• [GIVEN PROBLEM]:
Output every line below exactly.

[Stored records]
^^^^^^^^

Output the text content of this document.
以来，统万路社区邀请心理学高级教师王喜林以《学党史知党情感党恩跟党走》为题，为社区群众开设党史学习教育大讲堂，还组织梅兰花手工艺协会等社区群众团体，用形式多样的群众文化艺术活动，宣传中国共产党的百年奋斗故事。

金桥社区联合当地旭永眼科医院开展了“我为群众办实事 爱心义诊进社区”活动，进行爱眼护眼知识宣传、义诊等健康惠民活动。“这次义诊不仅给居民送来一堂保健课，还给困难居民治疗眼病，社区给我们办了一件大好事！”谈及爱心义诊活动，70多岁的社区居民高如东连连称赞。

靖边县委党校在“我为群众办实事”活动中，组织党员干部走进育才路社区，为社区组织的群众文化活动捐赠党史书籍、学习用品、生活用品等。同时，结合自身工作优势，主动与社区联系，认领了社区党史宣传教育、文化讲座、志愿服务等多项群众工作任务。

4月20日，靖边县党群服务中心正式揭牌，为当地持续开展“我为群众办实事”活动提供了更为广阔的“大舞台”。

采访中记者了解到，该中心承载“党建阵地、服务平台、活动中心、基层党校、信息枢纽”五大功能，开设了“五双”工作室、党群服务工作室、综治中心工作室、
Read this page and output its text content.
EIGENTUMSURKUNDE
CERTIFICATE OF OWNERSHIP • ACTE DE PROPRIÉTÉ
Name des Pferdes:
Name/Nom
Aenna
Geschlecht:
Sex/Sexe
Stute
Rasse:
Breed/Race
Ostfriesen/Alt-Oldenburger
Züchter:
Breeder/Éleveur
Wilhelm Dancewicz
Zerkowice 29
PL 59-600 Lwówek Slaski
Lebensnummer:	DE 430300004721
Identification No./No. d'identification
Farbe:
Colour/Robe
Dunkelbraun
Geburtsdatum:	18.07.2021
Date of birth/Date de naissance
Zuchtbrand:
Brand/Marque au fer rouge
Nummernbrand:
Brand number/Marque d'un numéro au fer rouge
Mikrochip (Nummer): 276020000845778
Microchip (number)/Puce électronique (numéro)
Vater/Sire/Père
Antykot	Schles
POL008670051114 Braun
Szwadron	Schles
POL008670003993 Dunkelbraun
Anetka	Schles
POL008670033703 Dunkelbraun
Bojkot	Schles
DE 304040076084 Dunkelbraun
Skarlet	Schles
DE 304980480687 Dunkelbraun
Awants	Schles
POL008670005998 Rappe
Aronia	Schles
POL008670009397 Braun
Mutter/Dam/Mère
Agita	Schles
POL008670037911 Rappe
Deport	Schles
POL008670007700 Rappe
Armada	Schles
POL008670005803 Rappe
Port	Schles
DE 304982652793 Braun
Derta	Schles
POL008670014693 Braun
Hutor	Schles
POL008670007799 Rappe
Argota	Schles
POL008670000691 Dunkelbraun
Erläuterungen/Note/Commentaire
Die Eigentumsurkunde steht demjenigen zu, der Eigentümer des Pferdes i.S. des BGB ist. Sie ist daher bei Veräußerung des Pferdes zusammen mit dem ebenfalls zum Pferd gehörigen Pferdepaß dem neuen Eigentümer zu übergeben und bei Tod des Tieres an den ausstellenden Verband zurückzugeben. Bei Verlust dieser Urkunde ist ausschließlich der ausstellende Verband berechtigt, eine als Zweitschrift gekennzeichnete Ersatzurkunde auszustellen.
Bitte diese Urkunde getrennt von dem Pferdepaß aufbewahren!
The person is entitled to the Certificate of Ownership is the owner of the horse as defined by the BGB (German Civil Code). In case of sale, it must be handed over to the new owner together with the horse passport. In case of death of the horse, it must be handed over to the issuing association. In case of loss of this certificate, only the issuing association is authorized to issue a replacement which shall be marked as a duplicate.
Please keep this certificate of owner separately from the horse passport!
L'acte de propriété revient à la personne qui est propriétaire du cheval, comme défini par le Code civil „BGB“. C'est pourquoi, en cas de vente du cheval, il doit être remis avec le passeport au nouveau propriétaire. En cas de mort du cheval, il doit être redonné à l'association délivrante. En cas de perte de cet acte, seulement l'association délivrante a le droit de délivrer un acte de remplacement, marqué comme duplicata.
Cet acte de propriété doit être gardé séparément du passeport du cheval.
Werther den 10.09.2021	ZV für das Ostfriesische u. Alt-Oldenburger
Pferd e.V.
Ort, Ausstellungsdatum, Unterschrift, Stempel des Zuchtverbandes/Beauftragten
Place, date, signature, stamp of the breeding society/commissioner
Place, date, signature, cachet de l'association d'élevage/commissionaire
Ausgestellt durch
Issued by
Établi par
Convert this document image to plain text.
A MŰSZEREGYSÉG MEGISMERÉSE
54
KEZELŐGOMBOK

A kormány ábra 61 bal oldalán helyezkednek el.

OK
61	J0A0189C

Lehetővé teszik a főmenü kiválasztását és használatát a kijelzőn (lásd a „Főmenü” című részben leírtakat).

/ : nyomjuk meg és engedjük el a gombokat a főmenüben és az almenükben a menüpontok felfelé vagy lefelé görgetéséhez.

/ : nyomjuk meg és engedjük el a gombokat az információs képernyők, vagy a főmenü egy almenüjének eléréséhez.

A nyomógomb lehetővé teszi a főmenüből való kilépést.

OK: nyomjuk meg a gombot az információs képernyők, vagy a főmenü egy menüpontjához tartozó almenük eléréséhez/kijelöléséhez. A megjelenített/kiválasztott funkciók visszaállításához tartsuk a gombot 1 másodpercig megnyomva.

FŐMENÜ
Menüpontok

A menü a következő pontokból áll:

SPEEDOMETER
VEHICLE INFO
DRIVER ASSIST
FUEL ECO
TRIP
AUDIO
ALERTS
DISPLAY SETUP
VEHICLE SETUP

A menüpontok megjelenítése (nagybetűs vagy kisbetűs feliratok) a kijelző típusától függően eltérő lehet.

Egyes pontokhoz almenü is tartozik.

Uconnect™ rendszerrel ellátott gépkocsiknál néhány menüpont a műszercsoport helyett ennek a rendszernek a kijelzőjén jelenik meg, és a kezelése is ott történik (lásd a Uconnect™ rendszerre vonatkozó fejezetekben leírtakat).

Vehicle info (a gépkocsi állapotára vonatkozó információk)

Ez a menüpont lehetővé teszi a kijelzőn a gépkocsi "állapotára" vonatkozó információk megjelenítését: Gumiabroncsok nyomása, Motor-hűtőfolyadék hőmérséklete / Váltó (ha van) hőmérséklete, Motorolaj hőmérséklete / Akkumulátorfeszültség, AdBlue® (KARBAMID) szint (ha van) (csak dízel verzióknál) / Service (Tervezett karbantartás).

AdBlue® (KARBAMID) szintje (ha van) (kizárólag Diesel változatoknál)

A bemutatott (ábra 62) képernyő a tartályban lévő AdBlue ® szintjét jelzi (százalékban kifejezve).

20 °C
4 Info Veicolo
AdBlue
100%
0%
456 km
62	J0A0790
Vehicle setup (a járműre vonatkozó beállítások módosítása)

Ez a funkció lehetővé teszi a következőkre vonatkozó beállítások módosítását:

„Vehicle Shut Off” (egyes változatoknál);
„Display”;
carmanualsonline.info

^^^^^^^^

• [EXERCISE ANSWER]:
Output the text content of this document.
以来，统万路社区邀请心理学高级教师王喜林以《学党史知党情感党恩跟党走》为题，为社区群众开设党史学习教育大讲堂，还组织梅兰花手工艺协会等社区群众团体，用形式多样的群众文化艺术活动，宣传中国共产党的百年奋斗故事。

金桥社区联合当地旭永眼科医院开展了“我为群众办实事 爱心义诊进社区”活动，进行爱眼护眼知识宣传、义诊等健康惠民活动。“这次义诊不仅给居民送来一堂保健课，还给困难居民治疗眼病，社区给我们办了一件大好事！”谈及爱心义诊活动，70多岁的社区居民高如东连连称赞。

靖边县委党校在“我为群众办实事”活动中，组织党员干部走进育才路社区，为社区组织的群众文化活动捐赠党史书籍、学习用品、生活用品等。同时，结合自身工作优势，主动与社区联系，认领了社区党史宣传教育、文化讲座、志愿服务等多项群众工作任务。

4月20日，靖边县党群服务中心正式揭牌，为当地持续开展“我为群众办实事”活动提供了更为广阔的“大舞台”。

采访中记者了解到，该中心承载“党建阵地、服务平台、活动中心、基层党校、信息枢纽”五大功能，开设了“五双”工作室、党群服务工作室、综治中心工作室、
Read this page and output its text content.
EIGENTUMSURKUNDE
CERTIFICATE OF OWNERSHIP • ACTE DE PROPRIÉTÉ
Name des Pferdes:
Name/Nom
Aenna
Geschlecht:
Sex/Sexe
Stute
Rasse:
Breed/Race
Ostfriesen/Alt-Oldenburger
Züchter:
Breeder/Éleveur
Wilhelm Dancewicz
Zerkowice 29
PL 59-600 Lwówek Slaski
Lebensnummer:	DE 430300004721
Identification No./No. d'identification
Farbe:
Colour/Robe
Dunkelbraun
Geburtsdatum:	18.07.2021
Date of birth/Date de naissance
Zuchtbrand:
Brand/Marque au fer rouge
Nummernbrand:
Brand number/Marque d'un numéro au fer rouge
Mikrochip (Nummer): 276020000845778
Microchip (number)/Puce électronique (numéro)
Vater/Sire/Père
Antykot	Schles
POL008670051114 Braun
Szwadron	Schles
POL008670003993 Dunkelbraun
Anetka	Schles
POL008670033703 Dunkelbraun
Bojkot	Schles
DE 304040076084 Dunkelbraun
Skarlet	Schles
DE 304980480687 Dunkelbraun
Awants	Schles
POL008670005998 Rappe
Aronia	Schles
POL008670009397 Braun
Mutter/Dam/Mère
Agita	Schles
POL008670037911 Rappe
Deport	Schles
POL008670007700 Rappe
Armada	Schles
POL008670005803 Rappe
Port	Schles
DE 304982652793 Braun
Derta	Schles
POL008670014693 Braun
Hutor	Schles
POL008670007799 Rappe
Argota	Schles
POL008670000691 Dunkelbraun
Erläuterungen/Note/Commentaire
Die Eigentumsurkunde steht demjenigen zu, der Eigentümer des Pferdes i.S. des BGB ist. Sie ist daher bei Veräußerung des Pferdes zusammen mit dem ebenfalls zum Pferd gehörigen Pferdepaß dem neuen Eigentümer zu übergeben und bei Tod des Tieres an den ausstellenden Verband zurückzugeben. Bei Verlust dieser Urkunde ist ausschließlich der ausstellende Verband berechtigt, eine als Zweitschrift gekennzeichnete Ersatzurkunde auszustellen.
Bitte diese Urkunde getrennt von dem Pferdepaß aufbewahren!
The person is entitled to the Certificate of Ownership is the owner of the horse as defined by the BGB (German Civil Code). In case of sale, it must be handed over to the new owner together with the horse passport. In case of death of the horse, it must be handed over to the issuing association. In case of loss of this certificate, only the issuing association is authorized to issue a replacement which shall be marked as a duplicate.
Please keep this certificate of owner separately from the horse passport!
L'acte de propriété revient à la personne qui est propriétaire du cheval, comme défini par le Code civil „BGB“. C'est pourquoi, en cas de vente du cheval, il doit être remis avec le passeport au nouveau propriétaire. En cas de mort du cheval, il doit être redonné à l'association délivrante. En cas de perte de cet acte, seulement l'association délivrante a le droit de délivrer un acte de remplacement, marqué comme duplicata.
Cet acte de propriété doit être gardé séparément du passeport du cheval.
Werther den 10.09.2021	ZV für das Ostfriesische u. Alt-Oldenburger
Pferd e.V.
Ort, Ausstellungsdatum, Unterschrift, Stempel des Zuchtverbandes/Beauftragten
Place, date, signature, stamp of the breeding society/commissioner
Place, date, signature, cachet de l'association d'élevage/commissionaire
Ausgestellt durch
Issued by
Établi par
Convert this document image to plain text.
A MŰSZEREGYSÉG MEGISMERÉSE
54
KEZELŐGOMBOK

A kormány ábra 61 bal oldalán helyezkednek el.

OK
61	J0A0189C

Lehetővé teszik a főmenü kiválasztását és használatát a kijelzőn (lásd a „Főmenü” című részben leírtakat).

/ : nyomjuk meg és engedjük el a gombokat a főmenüben és az almenükben a menüpontok felfelé vagy lefelé görgetéséhez.

/ : nyomjuk meg és engedjük el a gombokat az információs képernyők, vagy a főmenü egy almenüjének eléréséhez.

A nyomógomb lehetővé teszi a főmenüből való kilépést.

OK: nyomjuk meg a gombot az információs képernyők, vagy a főmenü egy menüpontjához tartozó almenük eléréséhez/kijelöléséhez. A megjelenített/kiválasztott funkciók visszaállításához tartsuk a gombot 1 másodpercig megnyomva.

FŐMENÜ
Menüpontok

A menü a következő pontokból áll:

SPEEDOMETER
VEHICLE INFO
DRIVER ASSIST
FUEL ECO
TRIP
AUDIO
ALERTS
DISPLAY SETUP
VEHICLE SETUP

A menüpontok megjelenítése (nagybetűs vagy kisbetűs feliratok) a kijelző típusától függően eltérő lehet.

Egyes pontokhoz almenü is tartozik.

Uconnect™ rendszerrel ellátott gépkocsiknál néhány menüpont a műszercsoport helyett ennek a rendszernek a kijelzőjén jelenik meg, és a kezelése is ott történik (lásd a Uconnect™ rendszerre vonatkozó fejezetekben leírtakat).

Vehicle info (a gépkocsi állapotára vonatkozó információk)

Ez a menüpont lehetővé teszi a kijelzőn a gépkocsi "állapotára" vonatkozó információk megjelenítését: Gumiabroncsok nyomása, Motor-hűtőfolyadék hőmérséklete / Váltó (ha van) hőmérséklete, Motorolaj hőmérséklete / Akkumulátorfeszültség, AdBlue® (KARBAMID) szint (ha van) (csak dízel verzióknál) / Service (Tervezett karbantartás).

AdBlue® (KARBAMID) szintje (ha van) (kizárólag Diesel változatoknál)

A bemutatott (ábra 62) képernyő a tartályban lévő AdBlue ® szintjét jelzi (százalékban kifejezve).

20 °C
4 Info Veicolo
AdBlue
100%
0%
456 km
62	J0A0790
Vehicle setup (a járműre vonatkozó beállítások módosítása)

Ez a funkció lehetővé teszi a következőkre vonatkozó beállítások módosítását:

„Vehicle Shut Off” (egyes változatoknál);
„Display”;
carmanualsonline.info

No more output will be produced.